* Supplied information
____________________

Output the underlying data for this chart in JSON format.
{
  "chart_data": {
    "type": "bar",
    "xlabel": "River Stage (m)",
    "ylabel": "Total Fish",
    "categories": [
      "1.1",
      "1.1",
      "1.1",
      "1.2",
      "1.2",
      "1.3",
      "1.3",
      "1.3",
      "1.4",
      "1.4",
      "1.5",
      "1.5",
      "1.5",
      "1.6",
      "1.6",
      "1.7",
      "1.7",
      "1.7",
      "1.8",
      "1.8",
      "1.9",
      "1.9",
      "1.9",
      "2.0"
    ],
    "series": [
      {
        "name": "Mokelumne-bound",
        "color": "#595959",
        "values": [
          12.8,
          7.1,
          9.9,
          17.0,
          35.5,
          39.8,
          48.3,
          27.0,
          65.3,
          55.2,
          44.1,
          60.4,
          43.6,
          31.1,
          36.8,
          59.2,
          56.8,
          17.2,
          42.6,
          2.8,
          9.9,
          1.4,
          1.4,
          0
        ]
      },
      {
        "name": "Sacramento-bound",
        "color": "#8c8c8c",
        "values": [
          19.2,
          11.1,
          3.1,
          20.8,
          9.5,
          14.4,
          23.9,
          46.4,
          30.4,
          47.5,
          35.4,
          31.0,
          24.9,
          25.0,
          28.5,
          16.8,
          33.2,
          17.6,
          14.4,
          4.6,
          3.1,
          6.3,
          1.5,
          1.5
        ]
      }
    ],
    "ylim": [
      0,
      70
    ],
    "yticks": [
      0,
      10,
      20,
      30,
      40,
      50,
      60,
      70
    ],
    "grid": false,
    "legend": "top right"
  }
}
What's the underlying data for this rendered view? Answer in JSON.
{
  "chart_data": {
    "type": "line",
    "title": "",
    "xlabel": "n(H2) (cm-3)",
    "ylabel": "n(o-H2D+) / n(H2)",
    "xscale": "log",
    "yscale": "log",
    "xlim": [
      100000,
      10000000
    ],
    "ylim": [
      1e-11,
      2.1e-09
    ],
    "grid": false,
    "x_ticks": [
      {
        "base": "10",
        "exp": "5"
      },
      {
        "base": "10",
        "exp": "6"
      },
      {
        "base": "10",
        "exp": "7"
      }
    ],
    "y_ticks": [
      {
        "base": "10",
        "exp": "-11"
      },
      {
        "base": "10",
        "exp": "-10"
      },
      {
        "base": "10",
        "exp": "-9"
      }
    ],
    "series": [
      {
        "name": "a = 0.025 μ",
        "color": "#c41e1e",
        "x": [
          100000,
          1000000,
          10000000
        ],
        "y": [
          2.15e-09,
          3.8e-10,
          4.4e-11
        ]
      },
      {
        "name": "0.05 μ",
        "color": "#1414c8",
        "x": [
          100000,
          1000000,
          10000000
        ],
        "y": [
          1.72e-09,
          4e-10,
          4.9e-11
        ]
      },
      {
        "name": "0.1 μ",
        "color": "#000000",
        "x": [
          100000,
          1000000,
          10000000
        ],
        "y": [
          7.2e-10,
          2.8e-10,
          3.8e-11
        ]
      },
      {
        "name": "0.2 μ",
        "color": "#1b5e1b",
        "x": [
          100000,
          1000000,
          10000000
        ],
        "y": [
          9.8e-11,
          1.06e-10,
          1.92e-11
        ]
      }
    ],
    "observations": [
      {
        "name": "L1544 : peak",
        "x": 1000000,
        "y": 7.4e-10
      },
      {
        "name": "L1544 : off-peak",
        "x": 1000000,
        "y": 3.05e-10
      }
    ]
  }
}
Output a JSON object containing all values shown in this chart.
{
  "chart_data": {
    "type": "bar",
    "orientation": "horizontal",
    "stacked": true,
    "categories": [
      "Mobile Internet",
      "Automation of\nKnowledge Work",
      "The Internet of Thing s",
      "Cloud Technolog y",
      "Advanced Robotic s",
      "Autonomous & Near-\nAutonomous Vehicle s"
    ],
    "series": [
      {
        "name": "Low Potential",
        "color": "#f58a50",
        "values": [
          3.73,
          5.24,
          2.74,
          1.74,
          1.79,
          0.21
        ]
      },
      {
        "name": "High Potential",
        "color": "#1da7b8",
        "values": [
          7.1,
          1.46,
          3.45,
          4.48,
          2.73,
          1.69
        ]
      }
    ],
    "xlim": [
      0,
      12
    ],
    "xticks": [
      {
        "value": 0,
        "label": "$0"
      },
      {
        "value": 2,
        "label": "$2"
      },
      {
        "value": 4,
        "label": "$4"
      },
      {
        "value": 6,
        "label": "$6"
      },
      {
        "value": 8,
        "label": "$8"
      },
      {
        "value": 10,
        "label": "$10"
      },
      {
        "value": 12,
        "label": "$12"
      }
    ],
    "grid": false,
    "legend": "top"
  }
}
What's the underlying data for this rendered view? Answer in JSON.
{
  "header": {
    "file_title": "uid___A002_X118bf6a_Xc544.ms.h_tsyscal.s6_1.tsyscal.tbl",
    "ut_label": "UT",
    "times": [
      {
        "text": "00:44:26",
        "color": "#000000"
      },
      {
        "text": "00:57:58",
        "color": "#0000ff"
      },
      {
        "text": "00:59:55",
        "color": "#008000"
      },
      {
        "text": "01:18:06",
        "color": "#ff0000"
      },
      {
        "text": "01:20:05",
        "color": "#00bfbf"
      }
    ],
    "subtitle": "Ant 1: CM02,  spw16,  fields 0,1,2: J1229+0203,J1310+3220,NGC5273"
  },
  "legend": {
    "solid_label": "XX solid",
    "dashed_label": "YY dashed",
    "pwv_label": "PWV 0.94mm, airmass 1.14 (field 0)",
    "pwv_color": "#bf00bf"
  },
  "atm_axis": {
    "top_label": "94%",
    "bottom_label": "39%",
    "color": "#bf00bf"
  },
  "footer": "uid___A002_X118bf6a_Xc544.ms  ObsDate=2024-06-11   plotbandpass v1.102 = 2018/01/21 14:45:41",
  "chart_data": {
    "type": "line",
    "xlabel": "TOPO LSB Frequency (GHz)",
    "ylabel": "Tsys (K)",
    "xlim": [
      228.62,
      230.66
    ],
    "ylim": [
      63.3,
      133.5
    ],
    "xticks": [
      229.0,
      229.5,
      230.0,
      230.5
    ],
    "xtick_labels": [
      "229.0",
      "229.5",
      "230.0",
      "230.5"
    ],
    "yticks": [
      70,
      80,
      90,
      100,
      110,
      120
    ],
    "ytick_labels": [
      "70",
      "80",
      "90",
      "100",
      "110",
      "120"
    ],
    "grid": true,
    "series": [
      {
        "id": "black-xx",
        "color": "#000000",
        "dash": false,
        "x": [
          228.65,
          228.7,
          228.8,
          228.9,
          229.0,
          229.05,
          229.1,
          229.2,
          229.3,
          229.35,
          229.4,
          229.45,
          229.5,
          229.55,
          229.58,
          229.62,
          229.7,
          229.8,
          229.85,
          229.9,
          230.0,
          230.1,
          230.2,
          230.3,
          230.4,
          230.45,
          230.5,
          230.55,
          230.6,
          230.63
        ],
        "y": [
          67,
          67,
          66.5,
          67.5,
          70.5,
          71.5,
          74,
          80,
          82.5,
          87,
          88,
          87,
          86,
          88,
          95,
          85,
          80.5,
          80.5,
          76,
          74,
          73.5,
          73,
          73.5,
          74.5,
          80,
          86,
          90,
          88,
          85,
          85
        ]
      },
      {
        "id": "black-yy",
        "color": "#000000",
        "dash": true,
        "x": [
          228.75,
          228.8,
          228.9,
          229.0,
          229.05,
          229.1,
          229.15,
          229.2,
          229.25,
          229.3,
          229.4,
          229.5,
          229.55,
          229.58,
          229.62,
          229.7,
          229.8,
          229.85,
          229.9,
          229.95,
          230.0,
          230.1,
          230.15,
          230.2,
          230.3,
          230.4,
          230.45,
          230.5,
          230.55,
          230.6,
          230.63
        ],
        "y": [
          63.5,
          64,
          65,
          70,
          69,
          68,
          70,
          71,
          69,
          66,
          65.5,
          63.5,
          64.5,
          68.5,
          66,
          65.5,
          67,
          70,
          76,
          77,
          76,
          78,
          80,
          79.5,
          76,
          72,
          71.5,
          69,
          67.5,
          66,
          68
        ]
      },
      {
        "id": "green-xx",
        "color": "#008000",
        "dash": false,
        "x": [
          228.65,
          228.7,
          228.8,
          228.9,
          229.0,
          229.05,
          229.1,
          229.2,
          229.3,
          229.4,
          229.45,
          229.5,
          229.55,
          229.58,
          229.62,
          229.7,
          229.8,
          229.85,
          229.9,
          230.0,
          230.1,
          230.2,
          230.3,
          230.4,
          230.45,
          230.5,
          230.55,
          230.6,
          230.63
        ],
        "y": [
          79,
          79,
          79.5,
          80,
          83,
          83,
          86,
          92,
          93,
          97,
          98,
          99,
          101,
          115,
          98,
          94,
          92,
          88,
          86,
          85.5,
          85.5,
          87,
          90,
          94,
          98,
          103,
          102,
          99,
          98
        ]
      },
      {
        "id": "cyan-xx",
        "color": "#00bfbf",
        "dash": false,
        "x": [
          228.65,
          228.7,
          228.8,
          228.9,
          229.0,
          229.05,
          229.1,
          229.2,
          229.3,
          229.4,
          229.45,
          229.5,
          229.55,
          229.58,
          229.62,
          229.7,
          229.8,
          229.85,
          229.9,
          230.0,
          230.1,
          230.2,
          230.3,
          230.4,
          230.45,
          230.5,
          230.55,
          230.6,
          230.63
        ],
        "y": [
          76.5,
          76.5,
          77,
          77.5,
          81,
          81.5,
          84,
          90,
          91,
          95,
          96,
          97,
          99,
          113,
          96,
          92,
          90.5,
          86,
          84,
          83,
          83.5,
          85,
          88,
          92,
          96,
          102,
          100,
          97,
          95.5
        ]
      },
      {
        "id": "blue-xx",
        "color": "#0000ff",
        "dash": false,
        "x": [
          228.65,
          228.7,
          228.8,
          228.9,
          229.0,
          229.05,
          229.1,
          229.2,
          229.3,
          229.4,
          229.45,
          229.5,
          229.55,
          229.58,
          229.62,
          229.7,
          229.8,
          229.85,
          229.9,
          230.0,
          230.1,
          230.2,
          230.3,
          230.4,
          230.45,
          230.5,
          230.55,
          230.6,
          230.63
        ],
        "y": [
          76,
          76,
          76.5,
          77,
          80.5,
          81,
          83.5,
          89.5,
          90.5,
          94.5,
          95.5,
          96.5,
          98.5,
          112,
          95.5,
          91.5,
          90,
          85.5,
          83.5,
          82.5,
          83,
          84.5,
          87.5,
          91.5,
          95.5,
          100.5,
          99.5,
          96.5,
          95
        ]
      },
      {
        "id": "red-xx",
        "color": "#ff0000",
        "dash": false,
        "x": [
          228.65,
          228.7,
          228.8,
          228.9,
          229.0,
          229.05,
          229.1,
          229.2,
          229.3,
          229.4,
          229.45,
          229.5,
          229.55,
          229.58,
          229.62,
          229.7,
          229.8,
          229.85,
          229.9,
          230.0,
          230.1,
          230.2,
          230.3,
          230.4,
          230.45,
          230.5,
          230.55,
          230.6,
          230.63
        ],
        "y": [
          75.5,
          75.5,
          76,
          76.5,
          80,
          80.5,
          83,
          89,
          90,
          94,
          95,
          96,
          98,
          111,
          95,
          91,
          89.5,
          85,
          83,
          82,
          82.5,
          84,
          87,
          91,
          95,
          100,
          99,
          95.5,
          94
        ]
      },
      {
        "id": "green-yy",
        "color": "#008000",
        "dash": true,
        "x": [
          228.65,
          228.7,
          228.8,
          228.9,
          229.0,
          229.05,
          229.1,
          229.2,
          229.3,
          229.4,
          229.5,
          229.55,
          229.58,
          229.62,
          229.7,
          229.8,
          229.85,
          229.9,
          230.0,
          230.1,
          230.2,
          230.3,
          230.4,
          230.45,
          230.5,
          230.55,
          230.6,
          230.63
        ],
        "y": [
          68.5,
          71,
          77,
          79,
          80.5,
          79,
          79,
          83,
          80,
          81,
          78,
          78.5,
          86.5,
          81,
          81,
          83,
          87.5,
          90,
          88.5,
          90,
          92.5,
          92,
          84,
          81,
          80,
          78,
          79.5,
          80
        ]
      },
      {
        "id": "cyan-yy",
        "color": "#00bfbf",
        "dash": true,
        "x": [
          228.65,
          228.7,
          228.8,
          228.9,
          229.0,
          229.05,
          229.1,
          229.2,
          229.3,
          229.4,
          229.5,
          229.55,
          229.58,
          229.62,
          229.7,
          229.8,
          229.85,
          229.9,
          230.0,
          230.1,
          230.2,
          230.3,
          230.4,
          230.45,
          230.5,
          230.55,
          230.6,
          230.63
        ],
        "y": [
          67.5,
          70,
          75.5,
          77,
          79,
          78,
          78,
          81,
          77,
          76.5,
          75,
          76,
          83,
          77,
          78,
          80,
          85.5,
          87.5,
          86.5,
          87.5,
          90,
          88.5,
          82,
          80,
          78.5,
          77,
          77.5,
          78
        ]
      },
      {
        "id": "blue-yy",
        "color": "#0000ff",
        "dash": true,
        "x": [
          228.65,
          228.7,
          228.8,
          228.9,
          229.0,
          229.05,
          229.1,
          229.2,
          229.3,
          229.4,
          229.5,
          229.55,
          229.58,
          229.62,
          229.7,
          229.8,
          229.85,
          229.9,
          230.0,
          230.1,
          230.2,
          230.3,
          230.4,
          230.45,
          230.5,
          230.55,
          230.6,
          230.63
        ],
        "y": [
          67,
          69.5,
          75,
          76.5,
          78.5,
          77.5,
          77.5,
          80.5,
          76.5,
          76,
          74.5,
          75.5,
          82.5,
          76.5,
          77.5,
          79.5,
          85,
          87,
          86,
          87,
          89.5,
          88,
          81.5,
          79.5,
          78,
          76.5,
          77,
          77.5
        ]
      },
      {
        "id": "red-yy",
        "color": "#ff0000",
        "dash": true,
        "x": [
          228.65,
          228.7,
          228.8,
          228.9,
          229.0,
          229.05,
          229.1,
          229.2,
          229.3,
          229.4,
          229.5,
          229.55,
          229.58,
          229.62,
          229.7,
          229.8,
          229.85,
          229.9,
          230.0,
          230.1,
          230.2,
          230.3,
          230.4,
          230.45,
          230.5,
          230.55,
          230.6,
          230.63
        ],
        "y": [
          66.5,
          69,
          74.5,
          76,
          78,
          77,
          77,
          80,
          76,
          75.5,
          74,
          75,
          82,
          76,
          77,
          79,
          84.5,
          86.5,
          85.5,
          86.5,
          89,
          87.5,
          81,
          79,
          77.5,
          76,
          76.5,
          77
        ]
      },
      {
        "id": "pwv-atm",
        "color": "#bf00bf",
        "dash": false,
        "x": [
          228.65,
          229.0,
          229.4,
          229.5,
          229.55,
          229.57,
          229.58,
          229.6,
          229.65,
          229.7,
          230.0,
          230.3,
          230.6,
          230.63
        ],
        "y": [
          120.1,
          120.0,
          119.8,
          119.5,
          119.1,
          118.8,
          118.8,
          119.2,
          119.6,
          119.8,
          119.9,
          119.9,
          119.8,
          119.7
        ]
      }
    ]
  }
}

____________________

Give only a number: how many lines of the data hold the string "xlabel"?

3